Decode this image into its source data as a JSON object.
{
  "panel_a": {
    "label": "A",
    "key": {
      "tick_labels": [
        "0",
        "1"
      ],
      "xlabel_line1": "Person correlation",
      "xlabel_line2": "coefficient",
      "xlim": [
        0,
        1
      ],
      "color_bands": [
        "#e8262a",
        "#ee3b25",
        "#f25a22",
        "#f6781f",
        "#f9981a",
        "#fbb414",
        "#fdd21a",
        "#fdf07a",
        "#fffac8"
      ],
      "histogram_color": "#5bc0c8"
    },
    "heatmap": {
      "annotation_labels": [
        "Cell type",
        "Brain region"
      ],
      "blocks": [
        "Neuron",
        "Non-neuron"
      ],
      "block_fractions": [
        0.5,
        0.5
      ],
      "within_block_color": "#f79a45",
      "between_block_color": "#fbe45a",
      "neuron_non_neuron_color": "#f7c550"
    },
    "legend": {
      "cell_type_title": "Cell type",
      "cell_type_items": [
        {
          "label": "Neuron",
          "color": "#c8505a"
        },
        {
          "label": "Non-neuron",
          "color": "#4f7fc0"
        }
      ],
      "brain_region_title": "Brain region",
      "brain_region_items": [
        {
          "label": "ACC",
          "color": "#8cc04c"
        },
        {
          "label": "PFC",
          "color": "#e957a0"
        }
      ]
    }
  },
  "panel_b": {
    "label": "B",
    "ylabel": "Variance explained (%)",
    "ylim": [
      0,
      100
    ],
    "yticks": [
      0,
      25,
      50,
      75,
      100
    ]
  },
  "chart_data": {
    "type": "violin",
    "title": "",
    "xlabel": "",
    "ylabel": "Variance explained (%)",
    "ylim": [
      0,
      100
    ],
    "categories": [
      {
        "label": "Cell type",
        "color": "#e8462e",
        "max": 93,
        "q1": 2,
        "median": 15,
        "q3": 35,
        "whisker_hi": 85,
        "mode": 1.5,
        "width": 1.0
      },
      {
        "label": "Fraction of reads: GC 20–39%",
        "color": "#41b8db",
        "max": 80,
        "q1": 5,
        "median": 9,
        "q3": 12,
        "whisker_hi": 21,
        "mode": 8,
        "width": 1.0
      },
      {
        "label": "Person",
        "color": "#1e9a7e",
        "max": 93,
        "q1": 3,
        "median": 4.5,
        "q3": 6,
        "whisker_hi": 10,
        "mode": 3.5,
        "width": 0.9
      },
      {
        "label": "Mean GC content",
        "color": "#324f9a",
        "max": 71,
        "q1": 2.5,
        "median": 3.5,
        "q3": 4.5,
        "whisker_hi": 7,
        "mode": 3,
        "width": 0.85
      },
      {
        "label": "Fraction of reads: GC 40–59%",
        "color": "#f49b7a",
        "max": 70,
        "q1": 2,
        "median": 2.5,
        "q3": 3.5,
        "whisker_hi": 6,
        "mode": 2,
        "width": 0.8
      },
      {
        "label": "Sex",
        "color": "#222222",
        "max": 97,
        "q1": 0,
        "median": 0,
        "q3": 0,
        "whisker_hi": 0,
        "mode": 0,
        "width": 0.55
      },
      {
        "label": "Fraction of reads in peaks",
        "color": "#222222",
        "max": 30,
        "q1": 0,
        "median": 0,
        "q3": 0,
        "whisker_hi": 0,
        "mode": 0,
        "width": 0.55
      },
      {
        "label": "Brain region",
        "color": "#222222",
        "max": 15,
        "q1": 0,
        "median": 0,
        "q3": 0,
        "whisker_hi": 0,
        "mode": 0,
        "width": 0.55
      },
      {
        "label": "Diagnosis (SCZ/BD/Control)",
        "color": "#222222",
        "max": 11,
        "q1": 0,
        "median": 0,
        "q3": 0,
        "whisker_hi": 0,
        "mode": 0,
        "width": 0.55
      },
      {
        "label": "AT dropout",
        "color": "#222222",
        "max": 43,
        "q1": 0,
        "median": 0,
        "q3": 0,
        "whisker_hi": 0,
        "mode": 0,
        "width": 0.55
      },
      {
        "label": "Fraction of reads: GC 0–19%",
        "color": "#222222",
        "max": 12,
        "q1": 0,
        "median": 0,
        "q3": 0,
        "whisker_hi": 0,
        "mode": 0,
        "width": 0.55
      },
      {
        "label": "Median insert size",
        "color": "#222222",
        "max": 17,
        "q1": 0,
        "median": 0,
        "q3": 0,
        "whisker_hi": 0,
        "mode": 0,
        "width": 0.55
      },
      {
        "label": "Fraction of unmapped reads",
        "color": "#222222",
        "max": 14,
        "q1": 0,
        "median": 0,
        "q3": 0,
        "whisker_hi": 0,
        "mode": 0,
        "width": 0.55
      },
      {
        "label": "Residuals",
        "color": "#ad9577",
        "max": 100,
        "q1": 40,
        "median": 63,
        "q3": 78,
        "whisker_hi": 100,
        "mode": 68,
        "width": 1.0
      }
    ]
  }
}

--

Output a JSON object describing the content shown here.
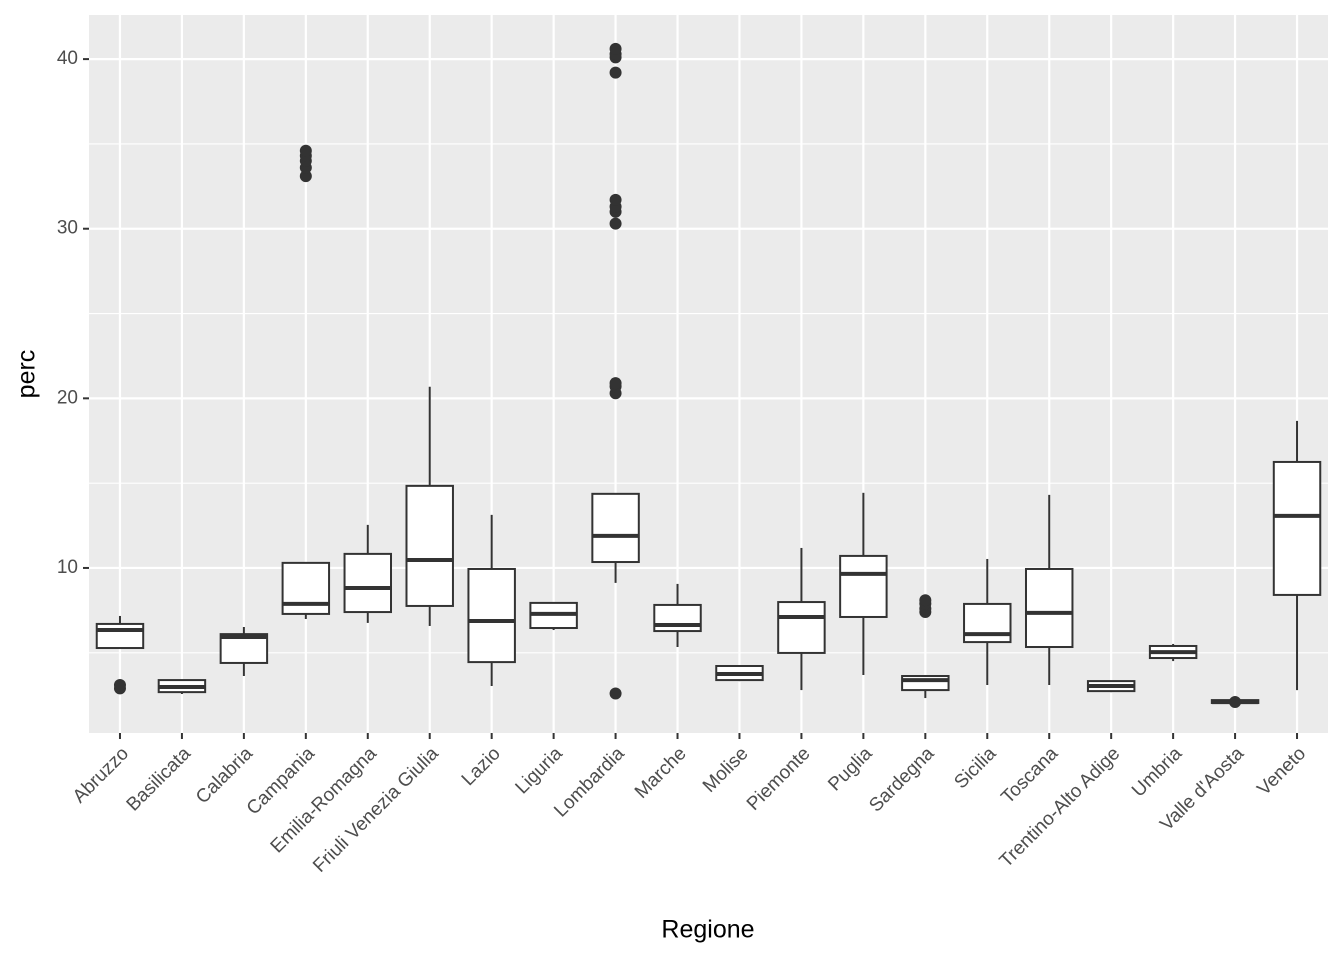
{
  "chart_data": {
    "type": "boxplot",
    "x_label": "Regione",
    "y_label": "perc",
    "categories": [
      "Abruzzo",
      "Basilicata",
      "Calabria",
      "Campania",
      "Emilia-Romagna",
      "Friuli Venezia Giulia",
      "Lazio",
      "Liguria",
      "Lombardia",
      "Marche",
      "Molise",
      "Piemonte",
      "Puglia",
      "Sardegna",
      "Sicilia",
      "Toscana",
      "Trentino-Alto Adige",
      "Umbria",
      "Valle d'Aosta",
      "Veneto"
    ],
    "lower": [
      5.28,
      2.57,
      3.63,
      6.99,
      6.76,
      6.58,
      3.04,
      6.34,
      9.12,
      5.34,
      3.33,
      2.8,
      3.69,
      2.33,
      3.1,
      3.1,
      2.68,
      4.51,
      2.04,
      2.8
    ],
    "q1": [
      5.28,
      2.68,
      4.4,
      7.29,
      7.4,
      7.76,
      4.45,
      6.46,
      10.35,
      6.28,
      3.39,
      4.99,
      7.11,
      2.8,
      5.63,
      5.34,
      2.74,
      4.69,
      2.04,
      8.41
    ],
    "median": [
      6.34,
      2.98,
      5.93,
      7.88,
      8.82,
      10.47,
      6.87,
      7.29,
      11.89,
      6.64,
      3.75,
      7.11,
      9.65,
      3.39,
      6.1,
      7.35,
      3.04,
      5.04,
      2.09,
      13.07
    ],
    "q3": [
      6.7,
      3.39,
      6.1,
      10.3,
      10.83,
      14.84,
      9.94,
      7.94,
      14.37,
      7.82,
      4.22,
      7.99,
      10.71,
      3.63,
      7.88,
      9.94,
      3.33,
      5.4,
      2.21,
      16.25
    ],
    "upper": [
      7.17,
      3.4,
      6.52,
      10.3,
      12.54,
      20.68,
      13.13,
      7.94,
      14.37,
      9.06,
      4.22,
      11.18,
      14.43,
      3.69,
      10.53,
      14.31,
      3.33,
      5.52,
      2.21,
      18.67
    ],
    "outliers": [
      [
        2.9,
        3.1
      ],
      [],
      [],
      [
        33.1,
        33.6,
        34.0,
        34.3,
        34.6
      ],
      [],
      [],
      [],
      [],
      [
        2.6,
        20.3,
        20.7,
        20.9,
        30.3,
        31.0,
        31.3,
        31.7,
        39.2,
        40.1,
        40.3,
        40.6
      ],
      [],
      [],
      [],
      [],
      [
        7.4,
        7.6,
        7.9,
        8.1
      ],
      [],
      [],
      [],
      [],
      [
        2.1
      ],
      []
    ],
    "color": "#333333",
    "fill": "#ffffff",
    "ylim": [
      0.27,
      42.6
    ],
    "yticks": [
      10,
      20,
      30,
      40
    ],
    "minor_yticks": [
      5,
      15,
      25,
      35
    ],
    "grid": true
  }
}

CHALLENGE>
Read the lines above. Gather those in which the string "Person" is found.

EXERCISE OUTPUT>
      "xlabel_line1": "Person correlation",
        "label": "Person",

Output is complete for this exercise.